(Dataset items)
--------------------
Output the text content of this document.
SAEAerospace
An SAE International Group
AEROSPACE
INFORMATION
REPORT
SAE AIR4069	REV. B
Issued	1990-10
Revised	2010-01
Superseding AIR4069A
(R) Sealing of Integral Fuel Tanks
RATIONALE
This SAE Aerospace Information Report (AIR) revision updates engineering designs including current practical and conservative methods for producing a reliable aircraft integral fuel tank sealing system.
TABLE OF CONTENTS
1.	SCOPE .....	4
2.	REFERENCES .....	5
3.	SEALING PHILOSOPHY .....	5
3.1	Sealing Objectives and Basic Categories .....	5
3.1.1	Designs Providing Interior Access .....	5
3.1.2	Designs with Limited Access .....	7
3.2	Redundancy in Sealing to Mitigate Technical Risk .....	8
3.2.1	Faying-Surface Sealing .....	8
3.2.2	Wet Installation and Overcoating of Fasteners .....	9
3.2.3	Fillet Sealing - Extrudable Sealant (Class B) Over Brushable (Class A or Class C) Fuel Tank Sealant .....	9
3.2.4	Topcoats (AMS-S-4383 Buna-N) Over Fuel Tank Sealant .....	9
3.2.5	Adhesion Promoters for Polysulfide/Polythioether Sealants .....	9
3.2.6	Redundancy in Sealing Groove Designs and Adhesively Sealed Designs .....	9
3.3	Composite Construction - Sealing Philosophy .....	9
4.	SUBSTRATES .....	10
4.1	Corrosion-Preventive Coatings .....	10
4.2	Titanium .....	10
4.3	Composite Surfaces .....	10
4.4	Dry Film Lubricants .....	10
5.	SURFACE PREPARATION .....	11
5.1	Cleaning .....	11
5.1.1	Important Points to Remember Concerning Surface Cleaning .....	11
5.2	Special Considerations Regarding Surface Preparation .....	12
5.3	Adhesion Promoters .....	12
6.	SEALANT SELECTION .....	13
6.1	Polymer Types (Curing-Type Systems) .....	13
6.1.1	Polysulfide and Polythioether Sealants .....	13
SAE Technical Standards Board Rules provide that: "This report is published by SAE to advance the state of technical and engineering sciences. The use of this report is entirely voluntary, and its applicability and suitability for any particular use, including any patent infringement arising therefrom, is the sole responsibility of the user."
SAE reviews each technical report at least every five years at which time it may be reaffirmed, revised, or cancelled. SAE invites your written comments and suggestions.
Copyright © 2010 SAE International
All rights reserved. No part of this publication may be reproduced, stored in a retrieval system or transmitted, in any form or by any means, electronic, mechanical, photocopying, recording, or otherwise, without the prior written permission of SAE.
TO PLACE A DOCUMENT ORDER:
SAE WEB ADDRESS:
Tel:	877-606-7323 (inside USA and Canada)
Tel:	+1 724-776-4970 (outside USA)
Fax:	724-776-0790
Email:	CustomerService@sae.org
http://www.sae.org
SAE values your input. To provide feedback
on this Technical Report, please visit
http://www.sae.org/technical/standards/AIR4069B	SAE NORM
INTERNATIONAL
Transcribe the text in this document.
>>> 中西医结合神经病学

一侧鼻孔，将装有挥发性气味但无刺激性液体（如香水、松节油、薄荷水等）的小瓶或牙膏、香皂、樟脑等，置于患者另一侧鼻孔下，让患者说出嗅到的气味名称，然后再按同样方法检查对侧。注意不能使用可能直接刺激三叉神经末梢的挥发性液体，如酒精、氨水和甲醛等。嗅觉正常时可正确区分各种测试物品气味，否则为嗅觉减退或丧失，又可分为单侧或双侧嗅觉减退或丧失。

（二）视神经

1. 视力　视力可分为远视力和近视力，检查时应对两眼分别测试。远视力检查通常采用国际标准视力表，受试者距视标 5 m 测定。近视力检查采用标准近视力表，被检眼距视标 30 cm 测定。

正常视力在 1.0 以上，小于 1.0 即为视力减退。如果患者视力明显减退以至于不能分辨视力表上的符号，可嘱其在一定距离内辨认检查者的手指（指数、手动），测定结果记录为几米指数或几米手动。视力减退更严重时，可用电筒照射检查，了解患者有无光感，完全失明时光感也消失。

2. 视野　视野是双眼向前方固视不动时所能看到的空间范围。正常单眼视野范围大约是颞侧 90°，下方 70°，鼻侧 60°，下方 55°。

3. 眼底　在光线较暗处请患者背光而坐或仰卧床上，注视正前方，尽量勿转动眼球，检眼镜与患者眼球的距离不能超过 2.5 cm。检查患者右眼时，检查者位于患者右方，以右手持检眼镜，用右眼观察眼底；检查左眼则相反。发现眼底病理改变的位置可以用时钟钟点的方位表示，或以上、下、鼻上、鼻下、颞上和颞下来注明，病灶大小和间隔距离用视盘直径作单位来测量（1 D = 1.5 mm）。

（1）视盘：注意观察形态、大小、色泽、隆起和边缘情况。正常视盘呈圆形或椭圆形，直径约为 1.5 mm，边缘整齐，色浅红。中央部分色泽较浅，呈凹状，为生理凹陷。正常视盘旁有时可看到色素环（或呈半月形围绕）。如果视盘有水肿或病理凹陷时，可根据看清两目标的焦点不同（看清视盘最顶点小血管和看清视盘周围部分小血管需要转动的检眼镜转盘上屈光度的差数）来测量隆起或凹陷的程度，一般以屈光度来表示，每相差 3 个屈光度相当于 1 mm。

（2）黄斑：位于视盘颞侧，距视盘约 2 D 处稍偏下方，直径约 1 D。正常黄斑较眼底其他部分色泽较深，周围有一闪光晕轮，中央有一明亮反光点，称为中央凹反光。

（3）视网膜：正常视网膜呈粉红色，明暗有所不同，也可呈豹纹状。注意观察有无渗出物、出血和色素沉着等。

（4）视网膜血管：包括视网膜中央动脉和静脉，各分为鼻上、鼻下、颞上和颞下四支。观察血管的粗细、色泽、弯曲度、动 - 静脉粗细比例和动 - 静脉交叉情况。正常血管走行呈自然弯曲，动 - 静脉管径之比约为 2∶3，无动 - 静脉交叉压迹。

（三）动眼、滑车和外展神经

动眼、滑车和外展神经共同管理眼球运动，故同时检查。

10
--------------------
## What this task involves
Return the line that contains "Transcribe the text in this document." along with every line after it through the end of the entries, exactly, adding nothing.

## Complete response
Transcribe the text in this document.
>>> 中西医结合神经病学

一侧鼻孔，将装有挥发性气味但无刺激性液体（如香水、松节油、薄荷水等）的小瓶或牙膏、香皂、樟脑等，置于患者另一侧鼻孔下，让患者说出嗅到的气味名称，然后再按同样方法检查对侧。注意不能使用可能直接刺激三叉神经末梢的挥发性液体，如酒精、氨水和甲醛等。嗅觉正常时可正确区分各种测试物品气味，否则为嗅觉减退或丧失，又可分为单侧或双侧嗅觉减退或丧失。

（二）视神经

1. 视力　视力可分为远视力和近视力，检查时应对两眼分别测试。远视力检查通常采用国际标准视力表，受试者距视标 5 m 测定。近视力检查采用标准近视力表，被检眼距视标 30 cm 测定。

正常视力在 1.0 以上，小于 1.0 即为视力减退。如果患者视力明显减退以至于不能分辨视力表上的符号，可嘱其在一定距离内辨认检查者的手指（指数、手动），测定结果记录为几米指数或几米手动。视力减退更严重时，可用电筒照射检查，了解患者有无光感，完全失明时光感也消失。

2. 视野　视野是双眼向前方固视不动时所能看到的空间范围。正常单眼视野范围大约是颞侧 90°，下方 70°，鼻侧 60°，下方 55°。

3. 眼底　在光线较暗处请患者背光而坐或仰卧床上，注视正前方，尽量勿转动眼球，检眼镜与患者眼球的距离不能超过 2.5 cm。检查患者右眼时，检查者位于患者右方，以右手持检眼镜，用右眼观察眼底；检查左眼则相反。发现眼底病理改变的位置可以用时钟钟点的方位表示，或以上、下、鼻上、鼻下、颞上和颞下来注明，病灶大小和间隔距离用视盘直径作单位来测量（1 D = 1.5 mm）。

（1）视盘：注意观察形态、大小、色泽、隆起和边缘情况。正常视盘呈圆形或椭圆形，直径约为 1.5 mm，边缘整齐，色浅红。中央部分色泽较浅，呈凹状，为生理凹陷。正常视盘旁有时可看到色素环（或呈半月形围绕）。如果视盘有水肿或病理凹陷时，可根据看清两目标的焦点不同（看清视盘最顶点小血管和看清视盘周围部分小血管需要转动的检眼镜转盘上屈光度的差数）来测量隆起或凹陷的程度，一般以屈光度来表示，每相差 3 个屈光度相当于 1 mm。

（2）黄斑：位于视盘颞侧，距视盘约 2 D 处稍偏下方，直径约 1 D。正常黄斑较眼底其他部分色泽较深，周围有一闪光晕轮，中央有一明亮反光点，称为中央凹反光。

（3）视网膜：正常视网膜呈粉红色，明暗有所不同，也可呈豹纹状。注意观察有无渗出物、出血和色素沉着等。

（4）视网膜血管：包括视网膜中央动脉和静脉，各分为鼻上、鼻下、颞上和颞下四支。观察血管的粗细、色泽、弯曲度、动 - 静脉粗细比例和动 - 静脉交叉情况。正常血管走行呈自然弯曲，动 - 静脉管径之比约为 2∶3，无动 - 静脉交叉压迹。

（三）动眼、滑车和外展神经

动眼、滑车和外展神经共同管理眼球运动，故同时检查。

10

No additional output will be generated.